Your goal → What is the number of lines holding the word "JSON"? Write that number and nothing else.

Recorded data
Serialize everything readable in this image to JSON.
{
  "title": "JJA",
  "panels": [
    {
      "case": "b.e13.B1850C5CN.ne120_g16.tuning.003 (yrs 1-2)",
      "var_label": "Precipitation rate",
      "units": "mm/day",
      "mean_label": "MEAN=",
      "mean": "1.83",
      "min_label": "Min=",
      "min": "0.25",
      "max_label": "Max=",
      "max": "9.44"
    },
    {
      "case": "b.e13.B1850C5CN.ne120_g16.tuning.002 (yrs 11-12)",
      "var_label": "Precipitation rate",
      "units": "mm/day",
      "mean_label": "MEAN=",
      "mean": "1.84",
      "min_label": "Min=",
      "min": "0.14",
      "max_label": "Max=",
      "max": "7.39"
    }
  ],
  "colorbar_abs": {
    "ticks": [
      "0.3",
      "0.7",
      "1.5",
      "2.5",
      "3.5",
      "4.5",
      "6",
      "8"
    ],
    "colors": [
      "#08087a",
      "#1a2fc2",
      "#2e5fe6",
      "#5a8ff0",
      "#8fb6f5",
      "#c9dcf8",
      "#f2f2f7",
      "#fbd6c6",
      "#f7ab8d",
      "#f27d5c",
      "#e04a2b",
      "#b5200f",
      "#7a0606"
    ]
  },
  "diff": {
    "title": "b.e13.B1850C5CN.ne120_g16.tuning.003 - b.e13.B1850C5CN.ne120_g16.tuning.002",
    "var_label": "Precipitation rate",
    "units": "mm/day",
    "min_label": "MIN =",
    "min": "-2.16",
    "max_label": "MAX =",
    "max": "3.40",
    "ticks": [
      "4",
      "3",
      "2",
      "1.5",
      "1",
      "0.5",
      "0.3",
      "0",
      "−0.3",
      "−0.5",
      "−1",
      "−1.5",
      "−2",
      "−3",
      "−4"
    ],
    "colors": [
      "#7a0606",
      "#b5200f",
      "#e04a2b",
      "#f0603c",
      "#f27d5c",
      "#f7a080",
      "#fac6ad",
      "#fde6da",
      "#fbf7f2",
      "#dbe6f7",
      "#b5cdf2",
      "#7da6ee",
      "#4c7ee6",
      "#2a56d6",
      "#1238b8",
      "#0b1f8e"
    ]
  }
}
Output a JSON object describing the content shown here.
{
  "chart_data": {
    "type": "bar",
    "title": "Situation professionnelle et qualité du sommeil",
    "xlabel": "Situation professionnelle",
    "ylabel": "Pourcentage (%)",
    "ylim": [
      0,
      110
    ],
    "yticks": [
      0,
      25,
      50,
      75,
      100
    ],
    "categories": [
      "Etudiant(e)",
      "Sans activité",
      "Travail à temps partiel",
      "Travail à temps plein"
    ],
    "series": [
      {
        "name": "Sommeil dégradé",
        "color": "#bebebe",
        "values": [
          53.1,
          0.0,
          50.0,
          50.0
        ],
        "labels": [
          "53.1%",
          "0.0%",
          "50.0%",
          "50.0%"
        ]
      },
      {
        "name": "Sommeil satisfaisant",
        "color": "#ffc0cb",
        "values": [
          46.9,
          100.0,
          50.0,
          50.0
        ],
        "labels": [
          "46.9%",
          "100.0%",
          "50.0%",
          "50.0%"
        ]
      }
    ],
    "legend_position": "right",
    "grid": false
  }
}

Expected output → 2